--- Begin ---

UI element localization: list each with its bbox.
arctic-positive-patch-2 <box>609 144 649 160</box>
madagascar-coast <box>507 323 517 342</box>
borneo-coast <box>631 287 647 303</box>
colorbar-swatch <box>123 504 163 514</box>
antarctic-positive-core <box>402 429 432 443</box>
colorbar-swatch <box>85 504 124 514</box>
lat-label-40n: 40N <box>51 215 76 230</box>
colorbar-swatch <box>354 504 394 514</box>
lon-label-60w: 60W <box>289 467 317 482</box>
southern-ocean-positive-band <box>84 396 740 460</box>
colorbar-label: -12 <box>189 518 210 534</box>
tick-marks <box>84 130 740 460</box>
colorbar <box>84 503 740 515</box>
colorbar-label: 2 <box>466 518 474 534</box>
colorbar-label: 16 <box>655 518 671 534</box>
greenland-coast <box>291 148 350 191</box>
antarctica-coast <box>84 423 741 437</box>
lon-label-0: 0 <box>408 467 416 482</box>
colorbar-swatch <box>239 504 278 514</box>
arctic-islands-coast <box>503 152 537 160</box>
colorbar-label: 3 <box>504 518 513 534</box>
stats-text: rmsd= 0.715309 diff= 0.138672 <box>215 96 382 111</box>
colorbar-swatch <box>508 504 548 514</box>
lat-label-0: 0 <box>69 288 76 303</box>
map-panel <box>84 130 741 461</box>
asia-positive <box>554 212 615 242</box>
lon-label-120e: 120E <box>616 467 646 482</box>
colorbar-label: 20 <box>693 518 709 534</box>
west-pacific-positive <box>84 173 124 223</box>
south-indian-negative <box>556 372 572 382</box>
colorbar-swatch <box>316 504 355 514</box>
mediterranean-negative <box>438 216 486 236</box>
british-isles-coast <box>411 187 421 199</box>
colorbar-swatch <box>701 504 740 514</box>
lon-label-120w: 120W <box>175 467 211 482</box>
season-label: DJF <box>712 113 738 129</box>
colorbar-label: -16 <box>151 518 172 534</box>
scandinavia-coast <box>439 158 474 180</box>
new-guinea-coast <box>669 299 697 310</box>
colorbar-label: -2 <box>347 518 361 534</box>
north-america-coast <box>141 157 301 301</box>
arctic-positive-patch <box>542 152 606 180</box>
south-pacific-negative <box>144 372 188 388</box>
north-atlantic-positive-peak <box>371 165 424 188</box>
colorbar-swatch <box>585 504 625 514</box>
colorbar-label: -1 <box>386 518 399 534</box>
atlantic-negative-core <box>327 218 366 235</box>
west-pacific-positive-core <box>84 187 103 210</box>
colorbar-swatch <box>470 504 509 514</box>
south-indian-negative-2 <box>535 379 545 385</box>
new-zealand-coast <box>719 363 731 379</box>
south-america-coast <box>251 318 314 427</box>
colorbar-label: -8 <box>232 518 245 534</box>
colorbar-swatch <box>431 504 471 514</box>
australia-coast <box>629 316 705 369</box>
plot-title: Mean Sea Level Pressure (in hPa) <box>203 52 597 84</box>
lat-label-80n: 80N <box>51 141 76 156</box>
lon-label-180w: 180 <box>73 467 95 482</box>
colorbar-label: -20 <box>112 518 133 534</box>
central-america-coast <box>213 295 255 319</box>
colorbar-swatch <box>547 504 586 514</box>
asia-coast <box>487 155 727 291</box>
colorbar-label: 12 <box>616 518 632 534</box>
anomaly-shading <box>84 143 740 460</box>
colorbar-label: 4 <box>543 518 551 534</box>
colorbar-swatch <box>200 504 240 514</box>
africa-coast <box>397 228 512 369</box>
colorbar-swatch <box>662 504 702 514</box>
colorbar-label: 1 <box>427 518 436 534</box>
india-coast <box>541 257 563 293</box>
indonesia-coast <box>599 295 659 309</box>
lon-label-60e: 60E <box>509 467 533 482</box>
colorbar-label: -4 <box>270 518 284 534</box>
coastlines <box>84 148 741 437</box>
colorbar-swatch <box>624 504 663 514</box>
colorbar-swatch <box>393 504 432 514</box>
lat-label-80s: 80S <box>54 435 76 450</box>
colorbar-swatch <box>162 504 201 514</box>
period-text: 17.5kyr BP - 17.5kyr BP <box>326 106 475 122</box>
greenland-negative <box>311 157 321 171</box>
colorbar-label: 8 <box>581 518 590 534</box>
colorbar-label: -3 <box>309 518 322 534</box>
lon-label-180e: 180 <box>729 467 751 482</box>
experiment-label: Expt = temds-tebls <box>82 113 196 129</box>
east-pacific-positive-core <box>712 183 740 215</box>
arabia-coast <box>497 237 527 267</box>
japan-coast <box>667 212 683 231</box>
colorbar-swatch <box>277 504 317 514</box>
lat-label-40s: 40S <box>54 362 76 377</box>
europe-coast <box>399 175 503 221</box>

--- End ---

| What the task asks |
Recast every one of the entries above as a Markdown table with the columns No. and Entry, one numbered row per line, leaving out blank lines.

| Full response |
| No. | Entry |
|---|---|
| 1 | UI element localization: list each with its bbox. |
| 2 | arctic-positive-patch-2 <box>609 144 649 160</box> |
| 3 | madagascar-coast <box>507 323 517 342</box> |
| 4 | borneo-coast <box>631 287 647 303</box> |
| 5 | colorbar-swatch <box>123 504 163 514</box> |
| 6 | antarctic-positive-core <box>402 429 432 443</box> |
| 7 | colorbar-swatch <box>85 504 124 514</box> |
| 8 | lat-label-40n: 40N <box>51 215 76 230</box> |
| 9 | colorbar-swatch <box>354 504 394 514</box> |
| 10 | lon-label-60w: 60W <box>289 467 317 482</box> |
| 11 | southern-ocean-positive-band <box>84 396 740 460</box> |
| 12 | colorbar-label: -12 <box>189 518 210 534</box> |
| 13 | tick-marks <box>84 130 740 460</box> |
| 14 | colorbar <box>84 503 740 515</box> |
| 15 | colorbar-label: 2 <box>466 518 474 534</box> |
| 16 | colorbar-label: 16 <box>655 518 671 534</box> |
| 17 | greenland-coast <box>291 148 350 191</box> |
| 18 | antarctica-coast <box>84 423 741 437</box> |
| 19 | lon-label-0: 0 <box>408 467 416 482</box> |
| 20 | colorbar-swatch <box>239 504 278 514</box> |
| 21 | arctic-islands-coast <box>503 152 537 160</box> |
| 22 | colorbar-label: 3 <box>504 518 513 534</box> |
| 23 | stats-text: rmsd= 0.715309 diff= 0.138672 <box>215 96 382 111</box> |
| 24 | colorbar-swatch <box>508 504 548 514</box> |
| 25 | lat-label-0: 0 <box>69 288 76 303</box> |
| 26 | map-panel <box>84 130 741 461</box> |
| 27 | asia-positive <box>554 212 615 242</box> |
| 28 | lon-label-120e: 120E <box>616 467 646 482</box> |
| 29 | colorbar-label: 20 <box>693 518 709 534</box> |
| 30 | west-pacific-positive <box>84 173 124 223</box> |
| 31 | south-indian-negative <box>556 372 572 382</box> |
| 32 | colorbar-swatch <box>316 504 355 514</box> |
| 33 | mediterranean-negative <box>438 216 486 236</box> |
| 34 | british-isles-coast <box>411 187 421 199</box> |
| 35 | colorbar-swatch <box>701 504 740 514</box> |
| 36 | lon-label-120w: 120W <box>175 467 211 482</box> |
| 37 | season-label: DJF <box>712 113 738 129</box> |
| 38 | colorbar-label: -16 <box>151 518 172 534</box> |
| 39 | scandinavia-coast <box>439 158 474 180</box> |
| 40 | new-guinea-coast <box>669 299 697 310</box> |
| 41 | colorbar-label: -2 <box>347 518 361 534</box> |
| 42 | north-america-coast <box>141 157 301 301</box> |
| 43 | arctic-positive-patch <box>542 152 606 180</box> |
| 44 | south-pacific-negative <box>144 372 188 388</box> |
| 45 | north-atlantic-positive-peak <box>371 165 424 188</box> |
| 46 | colorbar-swatch <box>585 504 625 514</box> |
| 47 | colorbar-label: -1 <box>386 518 399 534</box> |
| 48 | atlantic-negative-core <box>327 218 366 235</box> |
| 49 | west-pacific-positive-core <box>84 187 103 210</box> |
| 50 | colorbar-swatch <box>470 504 509 514</box> |
| 51 | south-indian-negative-2 <box>535 379 545 385</box> |
| 52 | new-zealand-coast <box>719 363 731 379</box> |
| 53 | south-america-coast <box>251 318 314 427</box> |
| 54 | colorbar-label: -8 <box>232 518 245 534</box> |
| 55 | colorbar-swatch <box>431 504 471 514</box> |
| 56 | australia-coast <box>629 316 705 369</box> |
| 57 | plot-title: Mean Sea Level Pressure (in hPa) <box>203 52 597 84</box> |
| 58 | lat-label-80n: 80N <box>51 141 76 156</box> |
| 59 | lon-label-180w: 180 <box>73 467 95 482</box> |
| 60 | colorbar-label: -20 <box>112 518 133 534</box> |
| 61 | central-america-coast <box>213 295 255 319</box> |
| 62 | colorbar-swatch <box>547 504 586 514</box> |
| 63 | asia-coast <box>487 155 727 291</box> |
| 64 | colorbar-label: 12 <box>616 518 632 534</box> |
| 65 | anomaly-shading <box>84 143 740 460</box> |
| 66 | colorbar-label: 4 <box>543 518 551 534</box> |
| 67 | colorbar-swatch <box>200 504 240 514</box> |
| 68 | africa-coast <box>397 228 512 369</box> |
| 69 | colorbar-swatch <box>662 504 702 514</box> |
| 70 | colorbar-label: 1 <box>427 518 436 534</box> |
| 71 | india-coast <box>541 257 563 293</box> |
| 72 | indonesia-coast <box>599 295 659 309</box> |
| 73 | lon-label-60e: 60E <box>509 467 533 482</box> |
| 74 | colorbar-label: -4 <box>270 518 284 534</box> |
| 75 | coastlines <box>84 148 741 437</box> |
| 76 | colorbar-swatch <box>624 504 663 514</box> |
| 77 | colorbar-swatch <box>393 504 432 514</box> |
| 78 | lat-label-80s: 80S <box>54 435 76 450</box> |
| 79 | colorbar-swatch <box>162 504 201 514</box> |
| 80 | period-text: 17.5kyr BP - 17.5kyr BP <box>326 106 475 122</box> |
| 81 | greenland-negative <box>311 157 321 171</box> |
| 82 | colorbar-label: 8 <box>581 518 590 534</box> |
| 83 | colorbar-label: -3 <box>309 518 322 534</box> |
| 84 | lon-label-180e: 180 <box>729 467 751 482</box> |
| 85 | experiment-label: Expt = temds-tebls <box>82 113 196 129</box> |
| 86 | east-pacific-positive-core <box>712 183 740 215</box> |
| 87 | arabia-coast <box>497 237 527 267</box> |
| 88 | japan-coast <box>667 212 683 231</box> |
| 89 | colorbar-swatch <box>277 504 317 514</box> |
| 90 | lat-label-40s: 40S <box>54 362 76 377</box> |
| 91 | europe-coast <box>399 175 503 221</box> |